DATASET ENTRIES>

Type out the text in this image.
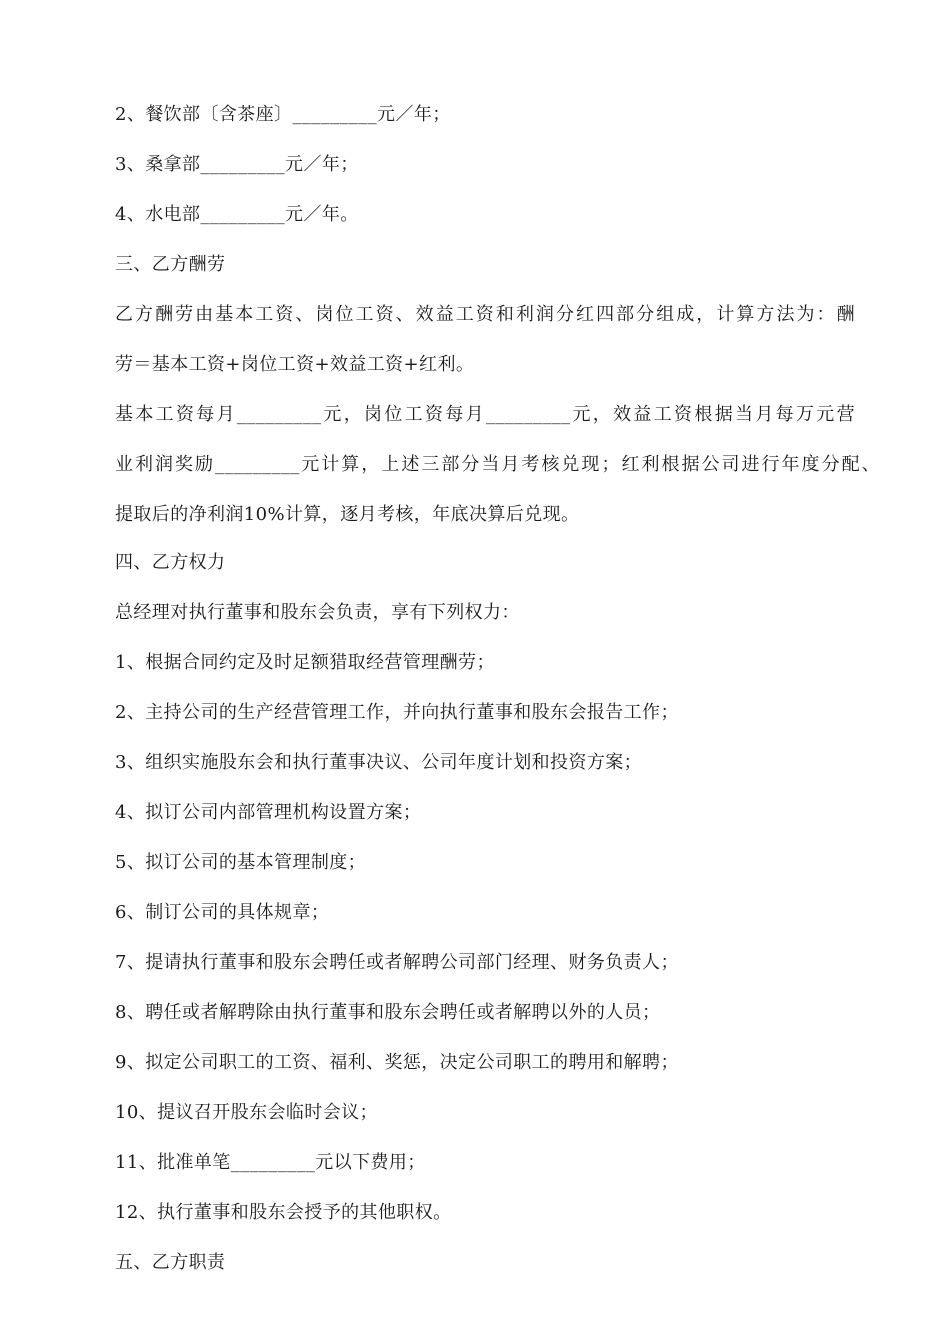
2、餐饮部〔含茶座〕_________元／年；
3、桑拿部_________元／年；
4、水电部_________元／年。
三、乙方酬劳
乙方酬劳由基本工资、岗位工资、效益工资和利润分红四部分组成，计算方法为：酬
劳＝基本工资+岗位工资+效益工资+红利。
基本工资每月_________元，岗位工资每月_________元，效益工资根据当月每万元营
业利润奖励_________元计算，上述三部分当月考核兑现；红利根据公司进行年度分配、
提取后的净利润10%计算，逐月考核，年底决算后兑现。
四、乙方权力
总经理对执行董事和股东会负责，享有下列权力：
1、根据合同约定及时足额猎取经营管理酬劳；
2、主持公司的生产经营管理工作，并向执行董事和股东会报告工作；
3、组织实施股东会和执行董事决议、公司年度计划和投资方案；
4、拟订公司内部管理机构设置方案；
5、拟订公司的基本管理制度；
6、制订公司的具体规章；
7、提请执行董事和股东会聘任或者解聘公司部门经理、财务负责人；
8、聘任或者解聘除由执行董事和股东会聘任或者解聘以外的人员；
9、拟定公司职工的工资、福利、奖惩，决定公司职工的聘用和解聘；
10、提议召开股东会临时会议；
11、批准单笔_________元以下费用；
12、执行董事和股东会授予的其他职权。
五、乙方职责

YOUR INSTRUCTIONS>
Transcribe the full listing character for character. Pictures are excluded.

COMPLETED EXERCISE>
Type out the text in this image.
2、餐饮部〔含茶座〕_________元／年；
3、桑拿部_________元／年；
4、水电部_________元／年。
三、乙方酬劳
乙方酬劳由基本工资、岗位工资、效益工资和利润分红四部分组成，计算方法为：酬
劳＝基本工资+岗位工资+效益工资+红利。
基本工资每月_________元，岗位工资每月_________元，效益工资根据当月每万元营
业利润奖励_________元计算，上述三部分当月考核兑现；红利根据公司进行年度分配、
提取后的净利润10%计算，逐月考核，年底决算后兑现。
四、乙方权力
总经理对执行董事和股东会负责，享有下列权力：
1、根据合同约定及时足额猎取经营管理酬劳；
2、主持公司的生产经营管理工作，并向执行董事和股东会报告工作；
3、组织实施股东会和执行董事决议、公司年度计划和投资方案；
4、拟订公司内部管理机构设置方案；
5、拟订公司的基本管理制度；
6、制订公司的具体规章；
7、提请执行董事和股东会聘任或者解聘公司部门经理、财务负责人；
8、聘任或者解聘除由执行董事和股东会聘任或者解聘以外的人员；
9、拟定公司职工的工资、福利、奖惩，决定公司职工的聘用和解聘；
10、提议召开股东会临时会议；
11、批准单笔_________元以下费用；
12、执行董事和股东会授予的其他职权。
五、乙方职责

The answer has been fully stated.